> TASKS TO COMPLETE
1: Rewrite the part of the agility trial post that opens with the words containing "I decided to" and closes with "more relaxed venue.", putting "both dogs" wherever "Lily and Misty" appears.
2: How old is Gracie, according to the agility trial post?
3: In the agility trial post, why does the poster say it's a good time to embrace a more relaxed venue?

# Perfect Q weekends X 2!



## Carolinek (Apr 2, 2014)

Both Lily and Misty had perfect Q weekends! They were both spot on this weekend, and my trainer even complimented me on how well I handled a tricky sequence in Snooker. It was a nice weekend all around.

I haven’t been trialing much lately as some life events have taken precedence...including raising an energetic mini poo puppy. But Gracie is now 14 months old and life has settled down in other ways as well. So back to trials for the two older girls! Gracie isn’t quite ready yet, but soon.

I decided to do CPE with Lily and Misty now, and am enjoying this venue. It’s more relaxed and I may just concentrate on CPE for the rest of their agility careers. They get more runs in a day and the games are a lot of fun. Sadly, I just noticed Lily is developing a slight haze in her eyes, so hard to think of this girl aging, but she is ten (or more) now and it’s inevitable. It’s a good time to embrace a more relaxed venue.

> SUPPLIED MATERIAL
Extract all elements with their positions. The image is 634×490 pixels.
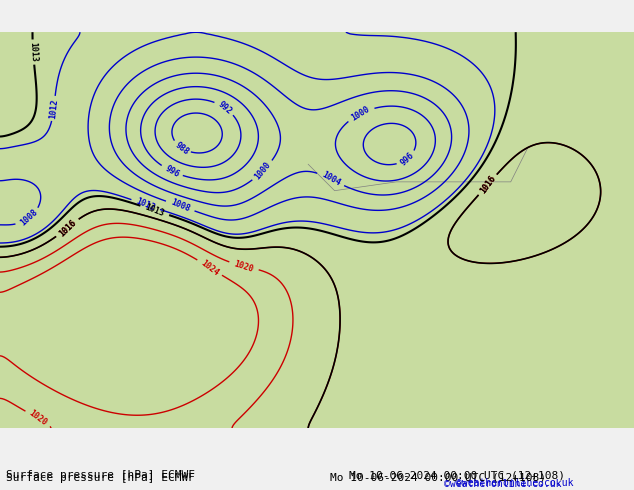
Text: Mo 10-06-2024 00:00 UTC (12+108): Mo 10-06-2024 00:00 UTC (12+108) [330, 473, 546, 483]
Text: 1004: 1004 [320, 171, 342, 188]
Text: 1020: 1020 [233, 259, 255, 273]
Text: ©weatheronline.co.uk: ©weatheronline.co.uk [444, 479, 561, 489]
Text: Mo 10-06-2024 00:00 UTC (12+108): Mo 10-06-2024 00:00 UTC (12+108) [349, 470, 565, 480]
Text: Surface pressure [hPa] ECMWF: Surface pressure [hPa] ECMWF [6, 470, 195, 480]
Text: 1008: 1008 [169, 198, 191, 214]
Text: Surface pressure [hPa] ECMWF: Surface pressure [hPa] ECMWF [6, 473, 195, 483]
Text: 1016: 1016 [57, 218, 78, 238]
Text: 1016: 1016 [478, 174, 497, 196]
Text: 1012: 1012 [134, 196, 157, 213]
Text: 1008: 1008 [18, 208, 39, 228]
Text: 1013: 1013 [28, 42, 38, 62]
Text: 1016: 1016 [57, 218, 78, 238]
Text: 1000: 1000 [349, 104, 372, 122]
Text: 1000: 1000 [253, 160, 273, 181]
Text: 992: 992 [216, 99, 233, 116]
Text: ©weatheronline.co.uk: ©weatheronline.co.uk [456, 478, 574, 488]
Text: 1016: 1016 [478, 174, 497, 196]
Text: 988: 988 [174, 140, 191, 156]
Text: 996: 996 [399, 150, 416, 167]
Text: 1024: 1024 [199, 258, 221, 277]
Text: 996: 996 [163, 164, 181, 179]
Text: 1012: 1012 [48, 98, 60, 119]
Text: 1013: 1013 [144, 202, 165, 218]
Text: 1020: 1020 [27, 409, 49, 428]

> RESPONSES TO THE EXERCISE
1:
I decided to do CPE with both dogs now, and am enjoying this venue. It’s more relaxed and I may just concentrate on CPE for the rest of their agility careers. They get more runs in a day and the games are a lot of fun. Sadly, I just noticed Lily is developing a slight haze in her eyes, so hard to think of this girl aging, but she is ten (or more) now and it’s inevitable. It’s a good time to embrace a more relaxed venue.

2: Gracie is 14 months old.

3: Lily is developing a slight haze in her eyes and is ten (or more), so her aging is inevitable. That makes a more relaxed venue a good fit now.